Page excerpt -
■ ■ ■ ■ ■ ■ ■
Andrew Feinstein, a former ANC parliament member, said that the visit to Yad Vashem had been “extremely moving” because his mother had been a Holocaust survivor who lost many members of her family. “As you walk into Yad Vashem you see a quote that says in effect you should know a country not only by what it does but what it tolerates,” he said. “So I found it very shocking to then come and here and see footage of teenagers heaping abuse on Palestinian children as they come out of school, and throwing stones at them. And that this should be done in the name of Judaism I find totally reprehensible.
“What the Holocaust teaches us more than anything else is that we must never turn our heads away in the face of injustice.”
■ ■ ■ ■ ■ ■ ■
Material provided -
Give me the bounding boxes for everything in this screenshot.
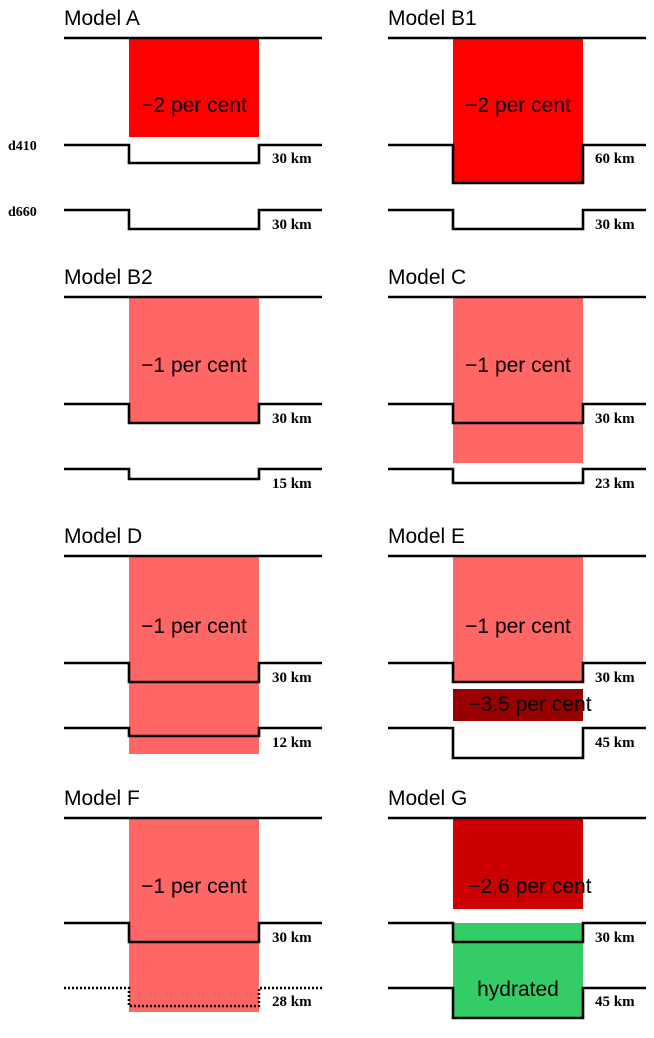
■ ■ ■ ■ ■ ■ ■
The exercise -
Please answer from the Yad Vashem excerpt: what does Andrew Feinstein say the Holocaust teaches us more than anything else?

Exercise answer -
That we must never turn our heads away in the face of injustice.